Aim of the task: Check every line of the material below for "direzione". Give the number of lines that have it, and only that.

## Begin

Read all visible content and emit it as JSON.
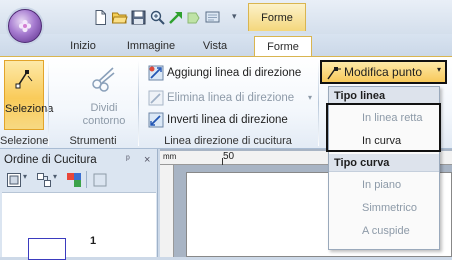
{
  "qat": {
    "app_button": "app-orb",
    "icons": [
      "new-document-icon",
      "open-folder-icon",
      "save-icon",
      "zoom-icon",
      "arrow-green-icon",
      "arrow-disabled-icon",
      "display-icon",
      "customize-qat-icon"
    ]
  },
  "context_tab_title": "Forme",
  "tabs": [
    {
      "label": "Inizio"
    },
    {
      "label": "Immagine"
    },
    {
      "label": "Vista"
    },
    {
      "label": "Forme"
    }
  ],
  "ribbon": {
    "seleziona": {
      "label": "Seleziona"
    },
    "dividi": {
      "label_line1": "Dividi",
      "label_line2": "contorno"
    },
    "direction_lines": {
      "add": "Aggiungi linea di direzione",
      "delete": "Elimina linea di direzione",
      "invert": "Inverti linea di direzione"
    },
    "modifica": {
      "label": "Modifica punto"
    },
    "groups": {
      "selezione": "Selezione",
      "strumenti": "Strumenti",
      "linea": "Linea direzione di cucitura"
    }
  },
  "menu": {
    "section1": "Tipo linea",
    "items1": [
      "In linea retta",
      "In curva"
    ],
    "section2": "Tipo curva",
    "items2": [
      "In piano",
      "Simmetrico",
      "A cuspide"
    ]
  },
  "panel": {
    "title": "Ordine di Cucitura",
    "pin": "ᵖ",
    "close": "×",
    "item_number": "1"
  },
  "ruler": {
    "unit": "mm",
    "mark": "50"
  },
  "colors": {
    "accent": "#f9cb5a",
    "accent_border": "#e2a42a",
    "ribbon_bg": "#f3f7fc",
    "disabled_text": "#8d9aa8"
  }
}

## End

Written response: 4